# [TO BE DONE]
Track down the lines that contain "approximate" and copy them.
──────── RECORDS FOR THE EXERCISE
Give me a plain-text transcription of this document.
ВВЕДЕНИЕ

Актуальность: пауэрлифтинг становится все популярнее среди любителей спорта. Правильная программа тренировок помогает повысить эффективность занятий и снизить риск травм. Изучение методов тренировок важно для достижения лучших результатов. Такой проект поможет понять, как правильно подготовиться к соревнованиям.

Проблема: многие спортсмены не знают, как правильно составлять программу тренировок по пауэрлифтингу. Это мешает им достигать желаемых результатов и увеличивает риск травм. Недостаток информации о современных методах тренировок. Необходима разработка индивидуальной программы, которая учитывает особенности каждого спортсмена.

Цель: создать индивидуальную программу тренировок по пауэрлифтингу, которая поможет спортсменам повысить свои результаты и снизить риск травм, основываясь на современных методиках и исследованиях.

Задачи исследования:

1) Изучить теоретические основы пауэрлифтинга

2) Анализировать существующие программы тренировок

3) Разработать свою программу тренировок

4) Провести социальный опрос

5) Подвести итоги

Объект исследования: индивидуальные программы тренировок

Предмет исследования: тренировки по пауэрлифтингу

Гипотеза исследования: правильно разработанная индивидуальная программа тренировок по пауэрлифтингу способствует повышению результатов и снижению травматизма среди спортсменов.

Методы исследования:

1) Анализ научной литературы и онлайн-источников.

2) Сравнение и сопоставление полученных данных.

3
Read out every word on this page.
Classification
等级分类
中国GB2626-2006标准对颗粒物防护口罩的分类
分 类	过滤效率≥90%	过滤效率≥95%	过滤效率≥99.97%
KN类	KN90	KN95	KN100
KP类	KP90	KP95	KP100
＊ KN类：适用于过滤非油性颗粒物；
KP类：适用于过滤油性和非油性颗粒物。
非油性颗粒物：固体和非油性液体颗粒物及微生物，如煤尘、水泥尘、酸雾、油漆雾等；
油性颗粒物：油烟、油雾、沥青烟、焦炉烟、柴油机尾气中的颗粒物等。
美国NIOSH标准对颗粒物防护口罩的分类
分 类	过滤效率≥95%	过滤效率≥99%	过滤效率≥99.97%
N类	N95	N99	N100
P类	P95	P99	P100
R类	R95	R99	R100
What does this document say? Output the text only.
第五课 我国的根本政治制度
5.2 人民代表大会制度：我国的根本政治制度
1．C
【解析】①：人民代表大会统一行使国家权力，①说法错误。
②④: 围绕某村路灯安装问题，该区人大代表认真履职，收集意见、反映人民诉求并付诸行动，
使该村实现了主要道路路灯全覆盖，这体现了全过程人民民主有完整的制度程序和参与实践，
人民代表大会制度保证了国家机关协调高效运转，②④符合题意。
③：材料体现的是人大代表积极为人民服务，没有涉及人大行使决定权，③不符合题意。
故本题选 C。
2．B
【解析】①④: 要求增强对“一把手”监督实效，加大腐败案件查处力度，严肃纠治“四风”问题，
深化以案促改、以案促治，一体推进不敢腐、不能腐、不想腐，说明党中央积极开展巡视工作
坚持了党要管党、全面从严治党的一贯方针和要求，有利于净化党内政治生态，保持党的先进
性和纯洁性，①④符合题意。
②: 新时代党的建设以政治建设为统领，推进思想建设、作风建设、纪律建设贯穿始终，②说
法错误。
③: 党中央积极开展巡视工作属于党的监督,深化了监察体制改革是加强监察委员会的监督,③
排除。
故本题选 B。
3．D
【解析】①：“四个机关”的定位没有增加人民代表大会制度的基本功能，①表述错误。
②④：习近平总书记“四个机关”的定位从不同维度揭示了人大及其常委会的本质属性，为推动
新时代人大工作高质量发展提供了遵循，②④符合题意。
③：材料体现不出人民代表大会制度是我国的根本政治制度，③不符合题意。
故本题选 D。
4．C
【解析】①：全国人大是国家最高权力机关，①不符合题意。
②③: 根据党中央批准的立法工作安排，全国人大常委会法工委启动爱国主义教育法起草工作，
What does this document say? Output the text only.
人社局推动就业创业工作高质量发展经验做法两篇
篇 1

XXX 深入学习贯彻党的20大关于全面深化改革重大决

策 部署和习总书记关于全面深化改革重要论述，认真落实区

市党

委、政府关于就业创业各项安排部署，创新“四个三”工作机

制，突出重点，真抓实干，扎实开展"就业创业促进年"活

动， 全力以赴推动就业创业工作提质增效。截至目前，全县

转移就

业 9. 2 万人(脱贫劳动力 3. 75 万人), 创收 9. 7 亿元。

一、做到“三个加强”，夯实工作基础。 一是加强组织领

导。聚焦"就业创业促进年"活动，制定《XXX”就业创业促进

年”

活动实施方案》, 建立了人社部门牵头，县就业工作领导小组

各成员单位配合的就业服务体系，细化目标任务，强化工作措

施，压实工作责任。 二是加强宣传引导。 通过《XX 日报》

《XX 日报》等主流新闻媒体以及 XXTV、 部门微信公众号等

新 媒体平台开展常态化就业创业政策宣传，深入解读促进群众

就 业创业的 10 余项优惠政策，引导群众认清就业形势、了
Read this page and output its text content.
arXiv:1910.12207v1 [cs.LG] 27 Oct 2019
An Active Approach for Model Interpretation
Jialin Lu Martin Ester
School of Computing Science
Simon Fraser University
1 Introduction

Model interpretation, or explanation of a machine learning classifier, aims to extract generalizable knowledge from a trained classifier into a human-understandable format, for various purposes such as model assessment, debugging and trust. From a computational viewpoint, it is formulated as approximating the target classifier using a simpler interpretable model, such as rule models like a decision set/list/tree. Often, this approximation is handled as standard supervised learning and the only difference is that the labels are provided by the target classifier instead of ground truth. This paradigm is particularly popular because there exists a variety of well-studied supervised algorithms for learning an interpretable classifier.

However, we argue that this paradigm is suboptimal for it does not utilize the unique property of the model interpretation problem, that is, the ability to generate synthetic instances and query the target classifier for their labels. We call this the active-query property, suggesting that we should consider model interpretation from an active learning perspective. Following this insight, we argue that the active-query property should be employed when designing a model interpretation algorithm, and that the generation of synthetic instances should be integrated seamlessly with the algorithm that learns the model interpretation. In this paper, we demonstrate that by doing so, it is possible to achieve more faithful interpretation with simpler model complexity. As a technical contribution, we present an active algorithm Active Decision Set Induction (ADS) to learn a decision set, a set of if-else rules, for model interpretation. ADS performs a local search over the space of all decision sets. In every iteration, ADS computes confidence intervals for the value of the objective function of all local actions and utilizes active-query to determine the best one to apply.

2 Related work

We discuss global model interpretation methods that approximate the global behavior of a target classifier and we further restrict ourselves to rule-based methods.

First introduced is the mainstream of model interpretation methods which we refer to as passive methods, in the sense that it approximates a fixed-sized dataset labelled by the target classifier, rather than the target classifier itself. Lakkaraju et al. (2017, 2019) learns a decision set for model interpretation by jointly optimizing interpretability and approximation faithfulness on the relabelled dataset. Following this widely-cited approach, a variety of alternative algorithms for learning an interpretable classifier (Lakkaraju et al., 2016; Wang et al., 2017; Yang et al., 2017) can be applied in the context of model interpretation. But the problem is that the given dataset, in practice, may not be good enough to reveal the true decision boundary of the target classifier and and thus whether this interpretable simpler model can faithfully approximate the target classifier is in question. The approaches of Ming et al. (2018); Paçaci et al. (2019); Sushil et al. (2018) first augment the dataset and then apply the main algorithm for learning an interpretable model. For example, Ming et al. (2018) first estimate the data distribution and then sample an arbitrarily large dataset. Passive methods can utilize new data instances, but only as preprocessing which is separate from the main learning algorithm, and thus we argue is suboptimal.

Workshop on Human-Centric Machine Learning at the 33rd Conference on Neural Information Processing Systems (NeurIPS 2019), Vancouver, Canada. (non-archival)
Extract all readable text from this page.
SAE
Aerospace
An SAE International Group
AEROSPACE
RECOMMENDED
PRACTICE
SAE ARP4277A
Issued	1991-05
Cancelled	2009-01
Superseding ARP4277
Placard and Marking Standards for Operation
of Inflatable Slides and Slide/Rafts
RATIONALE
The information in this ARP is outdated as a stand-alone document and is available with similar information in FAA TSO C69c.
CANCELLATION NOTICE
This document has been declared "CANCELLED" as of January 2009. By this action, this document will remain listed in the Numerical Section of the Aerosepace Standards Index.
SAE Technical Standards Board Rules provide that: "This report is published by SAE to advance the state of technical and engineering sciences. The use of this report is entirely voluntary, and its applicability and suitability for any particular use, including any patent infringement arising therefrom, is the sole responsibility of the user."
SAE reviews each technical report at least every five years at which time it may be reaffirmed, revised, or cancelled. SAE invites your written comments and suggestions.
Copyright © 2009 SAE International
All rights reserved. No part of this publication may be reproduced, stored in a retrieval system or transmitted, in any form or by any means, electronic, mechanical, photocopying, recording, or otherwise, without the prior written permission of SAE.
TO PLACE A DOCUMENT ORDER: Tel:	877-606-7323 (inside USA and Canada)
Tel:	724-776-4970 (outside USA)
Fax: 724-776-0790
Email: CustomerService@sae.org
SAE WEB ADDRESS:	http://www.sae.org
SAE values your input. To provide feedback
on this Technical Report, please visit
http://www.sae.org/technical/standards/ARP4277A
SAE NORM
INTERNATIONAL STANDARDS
────────────────
# [FINISHED ANSWER]
We discuss global model interpretation methods that approximate the global behavior of a target classifier and we further restrict ourselves to rule-based methods.
First introduced is the mainstream of model interpretation methods which we refer to as passive methods, in the sense that it approximates a fixed-sized dataset labelled by the target classifier, rather than the target classifier itself. Lakkaraju et al. (2017, 2019) learns a decision set for model interpretation by jointly optimizing interpretability and approximation faithfulness on the relabelled dataset. Following this widely-cited approach, a variety of alternative algorithms for learning an interpretable classifier (Lakkaraju et al., 2016; Wang et al., 2017; Yang et al., 2017) can be applied in the context of model interpretation. But the problem is that the given dataset, in practice, may not be good enough to reveal the true decision boundary of the target classifier and and thus whether this interpretable simpler model can faithfully approximate the target classifier is in question. The approaches of Ming et al. (2018); Paçaci et al. (2019); Sushil et al. (2018) first augment the dataset and then apply the main algorithm for learning an interpretable model. For example, Ming et al. (2018) first estimate the data distribution and then sample an arbitrarily large dataset. Passive methods can utilize new data instances, but only as preprocessing which is separate from the main learning algorithm, and thus we argue is suboptimal.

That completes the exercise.